Problem details: Quote the records below in full, exactly as given, with the images taken out.

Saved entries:

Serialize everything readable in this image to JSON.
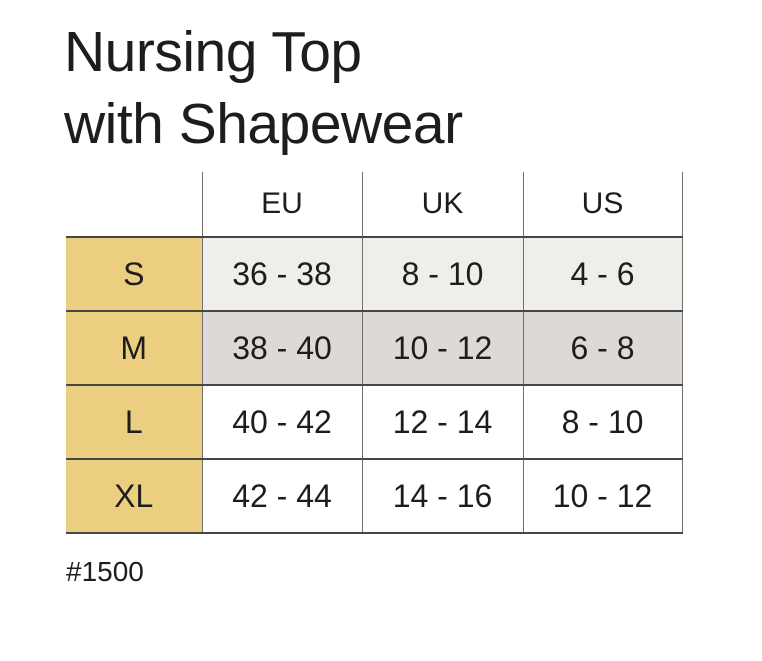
{
  "title": {
    "line1": "Nursing Top",
    "line2": "with Shapewear"
  },
  "product_code": "#1500",
  "size_table": {
    "column_headers": [
      "EU",
      "UK",
      "US"
    ],
    "rows": [
      {
        "size": "S",
        "eu": "36 - 38",
        "uk": "8 - 10",
        "us": "4 - 6"
      },
      {
        "size": "M",
        "eu": "38 - 40",
        "uk": "10 - 12",
        "us": "6 - 8"
      },
      {
        "size": "L",
        "eu": "40 - 42",
        "uk": "12 - 14",
        "us": "8 - 10"
      },
      {
        "size": "XL",
        "eu": "42 - 44",
        "uk": "14 - 16",
        "us": "10 - 12"
      }
    ]
  },
  "colors": {
    "size_column_bg": "#ecce80",
    "row_s_bg": "#f0eeeb",
    "row_m_bg": "#dcd9d6",
    "row_l_bg": "#ffffff",
    "row_xl_bg": "#ffffff",
    "header_bg": "#ffffff",
    "border_horizontal": "#474747",
    "border_vertical": "#707070",
    "text": "#1d1d1d",
    "background": "#ffffff"
  }
}
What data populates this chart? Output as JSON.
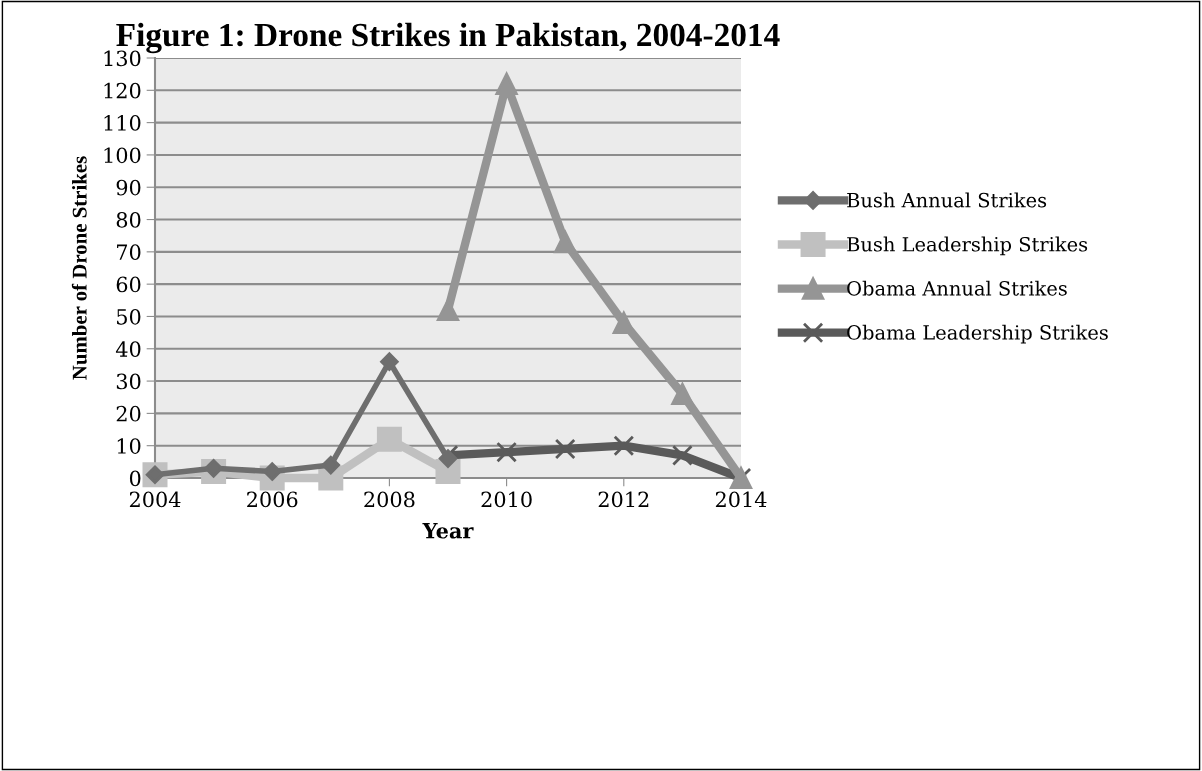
{
  "chart_data": {
    "type": "line",
    "title": "Figure 1: Drone Strikes in Pakistan, 2004-2014",
    "xlabel": "Year",
    "ylabel": "Number of Drone Strikes",
    "x": [
      2004,
      2005,
      2006,
      2007,
      2008,
      2009,
      2010,
      2011,
      2012,
      2013,
      2014
    ],
    "series": [
      {
        "name": "Bush Annual Strikes",
        "color": "#6e6e6e",
        "marker": "diamond",
        "values": [
          1,
          3,
          2,
          4,
          36,
          6,
          null,
          null,
          null,
          null,
          null
        ]
      },
      {
        "name": "Bush Leadership Strikes",
        "color": "#c0c0c0",
        "marker": "square",
        "values": [
          1,
          2,
          0,
          0,
          12,
          2,
          null,
          null,
          null,
          null,
          null
        ]
      },
      {
        "name": "Obama Annual Strikes",
        "color": "#959595",
        "marker": "triangle",
        "values": [
          null,
          null,
          null,
          null,
          null,
          52,
          122,
          73,
          48,
          26,
          0
        ]
      },
      {
        "name": "Obama Leadership Strikes",
        "color": "#5a5a5a",
        "marker": "cross",
        "values": [
          null,
          null,
          null,
          null,
          null,
          7,
          8,
          9,
          10,
          7,
          0
        ]
      }
    ],
    "xlim": [
      2004,
      2014
    ],
    "xticks": [
      2004,
      2006,
      2008,
      2010,
      2012,
      2014
    ],
    "ylim": [
      0,
      130
    ],
    "yticks": [
      0,
      10,
      20,
      30,
      40,
      50,
      60,
      70,
      80,
      90,
      100,
      110,
      120,
      130
    ],
    "grid": "y",
    "legend": "right"
  }
}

Written answer:
Serialize everything readable in this image to JSON.
{
  "title": {
    "line1": "Nursing Top",
    "line2": "with Shapewear"
  },
  "product_code": "#1500",
  "size_table": {
    "column_headers": [
      "EU",
      "UK",
      "US"
    ],
    "rows": [
      {
        "size": "S",
        "eu": "36 - 38",
        "uk": "8 - 10",
        "us": "4 - 6"
      },
      {
        "size": "M",
        "eu": "38 - 40",
        "uk": "10 - 12",
        "us": "6 - 8"
      },
      {
        "size": "L",
        "eu": "40 - 42",
        "uk": "12 - 14",
        "us": "8 - 10"
      },
      {
        "size": "XL",
        "eu": "42 - 44",
        "uk": "14 - 16",
        "us": "10 - 12"
      }
    ]
  },
  "colors": {
    "size_column_bg": "#ecce80",
    "row_s_bg": "#f0eeeb",
    "row_m_bg": "#dcd9d6",
    "row_l_bg": "#ffffff",
    "row_xl_bg": "#ffffff",
    "header_bg": "#ffffff",
    "border_horizontal": "#474747",
    "border_vertical": "#707070",
    "text": "#1d1d1d",
    "background": "#ffffff"
  }
}
What data populates this chart? Output as JSON.
{
  "chart_data": {
    "type": "line",
    "title": "Figure 1: Drone Strikes in Pakistan, 2004-2014",
    "xlabel": "Year",
    "ylabel": "Number of Drone Strikes",
    "x": [
      2004,
      2005,
      2006,
      2007,
      2008,
      2009,
      2010,
      2011,
      2012,
      2013,
      2014
    ],
    "series": [
      {
        "name": "Bush Annual Strikes",
        "color": "#6e6e6e",
        "marker": "diamond",
        "values": [
          1,
          3,
          2,
          4,
          36,
          6,
          null,
          null,
          null,
          null,
          null
        ]
      },
      {
        "name": "Bush Leadership Strikes",
        "color": "#c0c0c0",
        "marker": "square",
        "values": [
          1,
          2,
          0,
          0,
          12,
          2,
          null,
          null,
          null,
          null,
          null
        ]
      },
      {
        "name": "Obama Annual Strikes",
        "color": "#959595",
        "marker": "triangle",
        "values": [
          null,
          null,
          null,
          null,
          null,
          52,
          122,
          73,
          48,
          26,
          0
        ]
      },
      {
        "name": "Obama Leadership Strikes",
        "color": "#5a5a5a",
        "marker": "cross",
        "values": [
          null,
          null,
          null,
          null,
          null,
          7,
          8,
          9,
          10,
          7,
          0
        ]
      }
    ],
    "xlim": [
      2004,
      2014
    ],
    "xticks": [
      2004,
      2006,
      2008,
      2010,
      2012,
      2014
    ],
    "ylim": [
      0,
      130
    ],
    "yticks": [
      0,
      10,
      20,
      30,
      40,
      50,
      60,
      70,
      80,
      90,
      100,
      110,
      120,
      130
    ],
    "grid": "y",
    "legend": "right"
  }
}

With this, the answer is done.